STATED PROBLEM | Format the lines below as a Markdown table with the columns Row and Line. Include only the stretch from the line containing "column-header-G[interactable]: G [457, 0, 506, 13]" through the line containing "column-header-E[interactable]: E [359, 0, 408, 13]", number each row, and leave out any blank lines.

SUPPLIED DATA |
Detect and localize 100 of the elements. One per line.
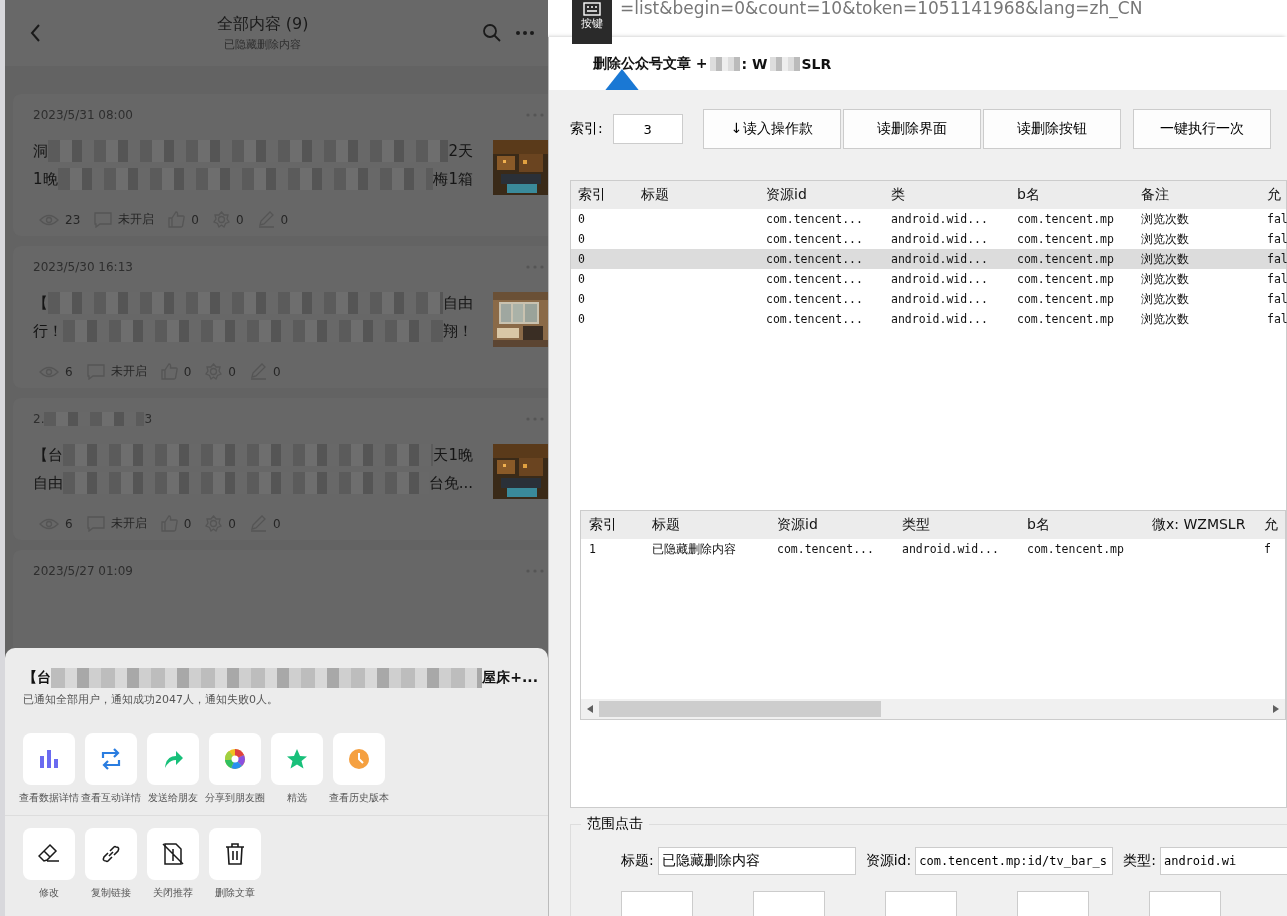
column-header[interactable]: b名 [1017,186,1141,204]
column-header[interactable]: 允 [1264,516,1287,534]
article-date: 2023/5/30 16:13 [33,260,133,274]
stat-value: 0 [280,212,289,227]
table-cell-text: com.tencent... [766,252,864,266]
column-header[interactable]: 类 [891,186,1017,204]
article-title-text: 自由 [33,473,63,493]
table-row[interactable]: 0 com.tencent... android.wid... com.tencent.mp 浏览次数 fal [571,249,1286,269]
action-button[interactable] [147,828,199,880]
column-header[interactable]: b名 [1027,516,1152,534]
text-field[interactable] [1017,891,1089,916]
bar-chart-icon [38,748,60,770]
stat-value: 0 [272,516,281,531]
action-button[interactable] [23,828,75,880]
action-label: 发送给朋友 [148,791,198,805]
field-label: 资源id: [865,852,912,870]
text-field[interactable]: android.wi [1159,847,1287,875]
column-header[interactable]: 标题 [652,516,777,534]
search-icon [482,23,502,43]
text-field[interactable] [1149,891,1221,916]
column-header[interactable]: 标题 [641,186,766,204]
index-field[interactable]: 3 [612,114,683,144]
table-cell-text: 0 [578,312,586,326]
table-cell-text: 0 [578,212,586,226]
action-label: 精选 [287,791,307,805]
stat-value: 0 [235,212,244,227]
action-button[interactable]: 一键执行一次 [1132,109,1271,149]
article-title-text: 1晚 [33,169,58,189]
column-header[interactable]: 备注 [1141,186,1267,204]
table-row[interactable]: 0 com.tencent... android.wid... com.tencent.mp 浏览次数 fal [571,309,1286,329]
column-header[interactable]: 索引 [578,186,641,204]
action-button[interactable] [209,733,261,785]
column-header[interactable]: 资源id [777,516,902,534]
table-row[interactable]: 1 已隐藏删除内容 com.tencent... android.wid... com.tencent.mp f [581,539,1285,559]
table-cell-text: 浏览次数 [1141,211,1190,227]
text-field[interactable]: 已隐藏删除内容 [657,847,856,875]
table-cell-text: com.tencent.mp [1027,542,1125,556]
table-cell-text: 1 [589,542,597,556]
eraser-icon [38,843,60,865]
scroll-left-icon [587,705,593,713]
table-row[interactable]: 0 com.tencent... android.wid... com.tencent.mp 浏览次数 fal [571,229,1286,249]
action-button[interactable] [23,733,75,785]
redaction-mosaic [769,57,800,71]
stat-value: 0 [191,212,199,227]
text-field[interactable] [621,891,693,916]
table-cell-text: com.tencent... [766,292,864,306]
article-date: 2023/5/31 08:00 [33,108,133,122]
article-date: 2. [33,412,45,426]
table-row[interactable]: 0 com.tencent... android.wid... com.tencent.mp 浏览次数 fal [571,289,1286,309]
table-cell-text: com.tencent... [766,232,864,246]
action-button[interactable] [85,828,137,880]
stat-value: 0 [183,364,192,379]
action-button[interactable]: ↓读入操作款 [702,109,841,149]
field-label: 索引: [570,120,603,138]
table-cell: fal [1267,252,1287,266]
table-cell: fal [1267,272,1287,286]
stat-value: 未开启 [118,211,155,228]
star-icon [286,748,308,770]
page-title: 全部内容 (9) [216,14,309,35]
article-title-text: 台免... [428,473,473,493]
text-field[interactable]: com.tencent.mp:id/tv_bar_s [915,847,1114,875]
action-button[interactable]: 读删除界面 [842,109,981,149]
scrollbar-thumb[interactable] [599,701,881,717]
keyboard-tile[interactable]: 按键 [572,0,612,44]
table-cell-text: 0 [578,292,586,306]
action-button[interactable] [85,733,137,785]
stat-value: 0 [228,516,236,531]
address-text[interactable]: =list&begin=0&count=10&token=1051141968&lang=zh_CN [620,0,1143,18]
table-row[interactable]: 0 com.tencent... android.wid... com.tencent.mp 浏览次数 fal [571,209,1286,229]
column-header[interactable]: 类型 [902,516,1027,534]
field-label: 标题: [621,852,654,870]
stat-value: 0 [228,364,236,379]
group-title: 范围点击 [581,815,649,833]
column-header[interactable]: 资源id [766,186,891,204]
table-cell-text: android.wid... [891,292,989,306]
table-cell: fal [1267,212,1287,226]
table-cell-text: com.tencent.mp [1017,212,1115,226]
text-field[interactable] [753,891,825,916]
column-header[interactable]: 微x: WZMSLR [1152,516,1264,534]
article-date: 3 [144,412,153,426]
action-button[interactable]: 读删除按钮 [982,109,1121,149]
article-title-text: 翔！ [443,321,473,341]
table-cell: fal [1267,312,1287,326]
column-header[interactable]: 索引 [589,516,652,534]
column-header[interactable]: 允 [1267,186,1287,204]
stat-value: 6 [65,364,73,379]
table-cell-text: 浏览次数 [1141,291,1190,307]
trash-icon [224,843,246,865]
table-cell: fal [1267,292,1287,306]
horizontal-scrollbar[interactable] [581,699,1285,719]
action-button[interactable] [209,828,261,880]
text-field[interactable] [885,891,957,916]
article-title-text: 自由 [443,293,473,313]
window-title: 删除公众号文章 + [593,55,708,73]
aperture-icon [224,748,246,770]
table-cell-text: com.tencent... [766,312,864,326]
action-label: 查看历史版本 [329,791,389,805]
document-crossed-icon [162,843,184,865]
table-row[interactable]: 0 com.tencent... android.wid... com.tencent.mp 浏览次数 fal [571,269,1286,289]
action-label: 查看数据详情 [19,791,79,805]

--

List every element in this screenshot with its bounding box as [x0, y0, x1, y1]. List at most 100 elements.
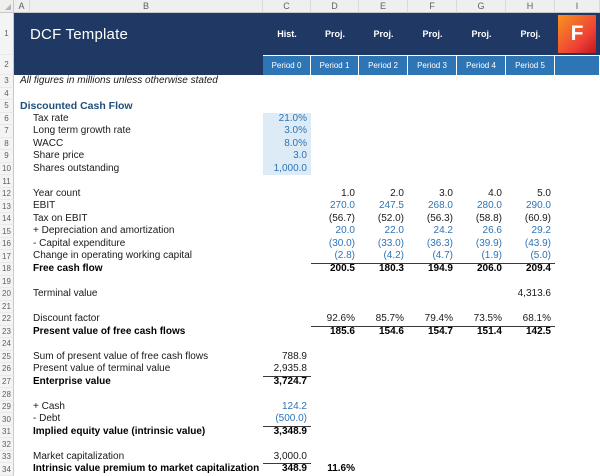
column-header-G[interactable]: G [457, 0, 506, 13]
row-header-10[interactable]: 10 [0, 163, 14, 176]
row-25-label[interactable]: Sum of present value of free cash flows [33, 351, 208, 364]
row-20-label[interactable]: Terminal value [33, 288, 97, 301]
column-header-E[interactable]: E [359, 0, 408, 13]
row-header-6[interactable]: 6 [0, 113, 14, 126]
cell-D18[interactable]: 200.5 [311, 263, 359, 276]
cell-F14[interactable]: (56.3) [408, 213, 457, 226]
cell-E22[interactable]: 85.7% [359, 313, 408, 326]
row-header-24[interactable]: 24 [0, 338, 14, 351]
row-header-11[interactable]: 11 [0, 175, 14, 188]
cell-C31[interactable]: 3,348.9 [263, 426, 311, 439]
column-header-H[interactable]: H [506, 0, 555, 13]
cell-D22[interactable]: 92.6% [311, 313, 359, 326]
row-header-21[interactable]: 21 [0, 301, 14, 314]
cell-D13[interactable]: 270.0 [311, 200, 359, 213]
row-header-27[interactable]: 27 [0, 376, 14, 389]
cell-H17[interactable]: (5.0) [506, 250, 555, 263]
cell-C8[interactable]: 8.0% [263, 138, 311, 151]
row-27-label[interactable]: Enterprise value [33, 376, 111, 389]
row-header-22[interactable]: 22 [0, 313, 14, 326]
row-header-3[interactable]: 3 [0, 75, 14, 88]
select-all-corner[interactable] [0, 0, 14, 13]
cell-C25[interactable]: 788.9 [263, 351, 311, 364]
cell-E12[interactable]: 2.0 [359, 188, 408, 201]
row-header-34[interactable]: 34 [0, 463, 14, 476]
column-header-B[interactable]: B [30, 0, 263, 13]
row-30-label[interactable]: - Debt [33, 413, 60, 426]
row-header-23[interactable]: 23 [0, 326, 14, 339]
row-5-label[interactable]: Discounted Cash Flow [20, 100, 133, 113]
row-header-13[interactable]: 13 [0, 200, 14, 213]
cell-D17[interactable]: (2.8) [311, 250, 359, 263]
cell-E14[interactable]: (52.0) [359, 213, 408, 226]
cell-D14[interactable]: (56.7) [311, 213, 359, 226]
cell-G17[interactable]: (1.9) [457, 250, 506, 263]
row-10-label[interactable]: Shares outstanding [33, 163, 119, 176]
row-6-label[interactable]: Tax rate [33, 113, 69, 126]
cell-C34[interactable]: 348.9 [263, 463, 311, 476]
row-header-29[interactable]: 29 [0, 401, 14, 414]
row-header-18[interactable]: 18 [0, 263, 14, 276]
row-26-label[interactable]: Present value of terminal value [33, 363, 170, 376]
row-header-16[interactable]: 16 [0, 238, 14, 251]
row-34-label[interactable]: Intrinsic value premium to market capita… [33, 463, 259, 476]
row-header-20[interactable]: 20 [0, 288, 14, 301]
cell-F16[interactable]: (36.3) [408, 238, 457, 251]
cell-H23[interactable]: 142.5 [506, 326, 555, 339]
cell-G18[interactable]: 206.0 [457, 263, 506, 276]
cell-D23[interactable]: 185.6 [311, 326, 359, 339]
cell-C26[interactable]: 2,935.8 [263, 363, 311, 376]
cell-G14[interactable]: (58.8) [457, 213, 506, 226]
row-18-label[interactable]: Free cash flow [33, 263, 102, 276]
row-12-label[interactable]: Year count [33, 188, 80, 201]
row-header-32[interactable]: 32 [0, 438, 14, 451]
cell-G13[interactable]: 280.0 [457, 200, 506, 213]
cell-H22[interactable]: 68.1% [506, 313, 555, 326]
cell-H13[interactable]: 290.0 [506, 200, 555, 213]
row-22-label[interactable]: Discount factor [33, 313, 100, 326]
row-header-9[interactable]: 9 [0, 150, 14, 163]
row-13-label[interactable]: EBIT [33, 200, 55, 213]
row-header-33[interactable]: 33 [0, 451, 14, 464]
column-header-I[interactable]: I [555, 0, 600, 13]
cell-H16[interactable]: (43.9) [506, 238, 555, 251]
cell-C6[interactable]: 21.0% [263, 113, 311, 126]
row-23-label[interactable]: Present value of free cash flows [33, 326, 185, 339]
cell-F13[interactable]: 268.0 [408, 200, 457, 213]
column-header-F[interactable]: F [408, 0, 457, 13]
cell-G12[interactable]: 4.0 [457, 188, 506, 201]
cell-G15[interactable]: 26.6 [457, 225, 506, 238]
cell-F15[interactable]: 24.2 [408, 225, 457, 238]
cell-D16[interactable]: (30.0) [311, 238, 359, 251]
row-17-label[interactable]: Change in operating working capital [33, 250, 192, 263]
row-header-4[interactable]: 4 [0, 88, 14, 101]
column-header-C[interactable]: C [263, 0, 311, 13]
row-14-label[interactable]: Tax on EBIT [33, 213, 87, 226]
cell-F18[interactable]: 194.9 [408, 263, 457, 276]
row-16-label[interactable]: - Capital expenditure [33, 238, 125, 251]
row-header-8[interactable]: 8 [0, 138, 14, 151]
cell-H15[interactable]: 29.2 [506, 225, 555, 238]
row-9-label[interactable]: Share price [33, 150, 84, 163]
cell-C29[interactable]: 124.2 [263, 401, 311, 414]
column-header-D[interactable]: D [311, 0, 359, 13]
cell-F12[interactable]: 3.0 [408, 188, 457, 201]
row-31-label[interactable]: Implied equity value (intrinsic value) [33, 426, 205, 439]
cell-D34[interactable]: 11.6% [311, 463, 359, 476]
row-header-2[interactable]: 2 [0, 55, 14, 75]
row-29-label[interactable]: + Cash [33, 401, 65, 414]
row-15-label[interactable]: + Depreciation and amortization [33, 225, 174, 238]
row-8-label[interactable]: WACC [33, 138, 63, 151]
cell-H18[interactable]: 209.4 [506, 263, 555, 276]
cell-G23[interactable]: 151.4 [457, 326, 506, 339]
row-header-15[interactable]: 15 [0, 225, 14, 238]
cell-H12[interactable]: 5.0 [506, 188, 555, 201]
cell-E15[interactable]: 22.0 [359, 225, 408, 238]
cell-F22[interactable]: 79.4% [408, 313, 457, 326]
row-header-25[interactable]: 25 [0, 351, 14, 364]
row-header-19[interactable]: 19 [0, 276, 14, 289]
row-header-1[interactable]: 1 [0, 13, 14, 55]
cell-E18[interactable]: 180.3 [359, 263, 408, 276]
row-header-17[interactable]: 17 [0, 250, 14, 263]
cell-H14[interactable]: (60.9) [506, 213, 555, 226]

TASK RESULT |
| Row | Line |
|---|---|
| 1 | column-header-G[interactable]: G [457, 0, 506, 13] |
| 2 | row-header-10[interactable]: 10 [0, 163, 14, 176] |
| 3 | row-25-label[interactable]: Sum of present value of free cash flows [33, 351, 208, 364] |
| 4 | row-20-label[interactable]: Terminal value [33, 288, 97, 301] |
| 5 | column-header-E[interactable]: E [359, 0, 408, 13] |